━━━ Records provided

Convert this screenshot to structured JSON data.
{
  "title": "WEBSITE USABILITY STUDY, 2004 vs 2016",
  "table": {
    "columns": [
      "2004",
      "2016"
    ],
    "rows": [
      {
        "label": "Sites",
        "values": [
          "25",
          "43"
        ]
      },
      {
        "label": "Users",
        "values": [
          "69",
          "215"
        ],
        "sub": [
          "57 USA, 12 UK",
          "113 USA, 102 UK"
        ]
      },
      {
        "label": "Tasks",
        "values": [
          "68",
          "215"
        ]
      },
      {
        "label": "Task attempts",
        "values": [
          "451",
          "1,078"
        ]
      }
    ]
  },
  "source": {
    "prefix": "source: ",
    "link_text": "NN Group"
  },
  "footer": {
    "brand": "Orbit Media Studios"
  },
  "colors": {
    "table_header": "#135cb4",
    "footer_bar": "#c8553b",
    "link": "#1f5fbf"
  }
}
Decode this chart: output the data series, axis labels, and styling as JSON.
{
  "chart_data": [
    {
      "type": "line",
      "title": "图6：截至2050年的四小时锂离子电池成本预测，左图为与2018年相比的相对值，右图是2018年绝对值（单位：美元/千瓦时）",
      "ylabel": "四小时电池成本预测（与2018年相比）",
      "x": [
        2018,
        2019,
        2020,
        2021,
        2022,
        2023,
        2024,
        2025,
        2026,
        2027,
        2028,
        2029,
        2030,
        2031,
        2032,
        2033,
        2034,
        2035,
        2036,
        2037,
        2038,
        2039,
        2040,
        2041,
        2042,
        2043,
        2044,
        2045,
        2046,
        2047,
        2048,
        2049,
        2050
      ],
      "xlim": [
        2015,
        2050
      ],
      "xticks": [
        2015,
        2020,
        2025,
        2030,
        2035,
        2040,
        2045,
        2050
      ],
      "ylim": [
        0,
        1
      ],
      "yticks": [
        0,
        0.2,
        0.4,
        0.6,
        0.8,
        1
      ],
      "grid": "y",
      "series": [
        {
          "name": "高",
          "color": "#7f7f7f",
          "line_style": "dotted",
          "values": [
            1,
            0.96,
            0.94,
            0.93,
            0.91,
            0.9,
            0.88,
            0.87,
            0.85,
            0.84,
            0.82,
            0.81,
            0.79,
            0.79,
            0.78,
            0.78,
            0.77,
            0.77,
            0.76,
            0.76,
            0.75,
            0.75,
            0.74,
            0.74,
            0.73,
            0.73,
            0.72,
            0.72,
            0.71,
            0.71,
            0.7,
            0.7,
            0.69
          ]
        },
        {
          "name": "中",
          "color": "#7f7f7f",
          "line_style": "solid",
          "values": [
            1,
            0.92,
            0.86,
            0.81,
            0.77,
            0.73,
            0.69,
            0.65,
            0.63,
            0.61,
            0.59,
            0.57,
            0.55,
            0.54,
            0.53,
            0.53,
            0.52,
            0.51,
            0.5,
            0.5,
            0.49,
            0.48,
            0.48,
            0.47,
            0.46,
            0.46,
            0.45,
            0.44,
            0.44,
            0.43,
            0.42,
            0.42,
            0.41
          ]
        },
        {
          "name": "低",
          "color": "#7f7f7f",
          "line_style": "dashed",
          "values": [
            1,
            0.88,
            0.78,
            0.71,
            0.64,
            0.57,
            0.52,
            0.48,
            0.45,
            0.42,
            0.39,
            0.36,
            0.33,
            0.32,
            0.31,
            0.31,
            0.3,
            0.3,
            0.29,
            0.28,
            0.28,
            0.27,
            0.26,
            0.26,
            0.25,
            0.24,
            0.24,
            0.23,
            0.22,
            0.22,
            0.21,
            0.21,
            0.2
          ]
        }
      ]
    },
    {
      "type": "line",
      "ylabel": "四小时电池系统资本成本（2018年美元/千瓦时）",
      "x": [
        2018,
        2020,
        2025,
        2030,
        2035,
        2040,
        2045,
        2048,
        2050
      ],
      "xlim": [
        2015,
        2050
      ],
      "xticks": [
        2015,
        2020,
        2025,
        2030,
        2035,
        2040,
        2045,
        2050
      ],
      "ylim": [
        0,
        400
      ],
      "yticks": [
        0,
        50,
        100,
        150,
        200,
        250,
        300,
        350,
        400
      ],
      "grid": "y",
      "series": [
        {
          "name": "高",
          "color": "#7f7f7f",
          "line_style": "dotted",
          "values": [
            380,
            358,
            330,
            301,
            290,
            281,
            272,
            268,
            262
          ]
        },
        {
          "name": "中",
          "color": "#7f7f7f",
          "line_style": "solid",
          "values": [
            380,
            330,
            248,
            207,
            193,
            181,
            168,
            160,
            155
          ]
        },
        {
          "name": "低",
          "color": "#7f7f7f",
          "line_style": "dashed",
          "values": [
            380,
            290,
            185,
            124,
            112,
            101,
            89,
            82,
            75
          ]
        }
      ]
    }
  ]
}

━━━━━━

**Task prompt:** Examine the listing and say how many of its lines contain the string "JSON". Give the number alone.

**Answer to this exercise:** 2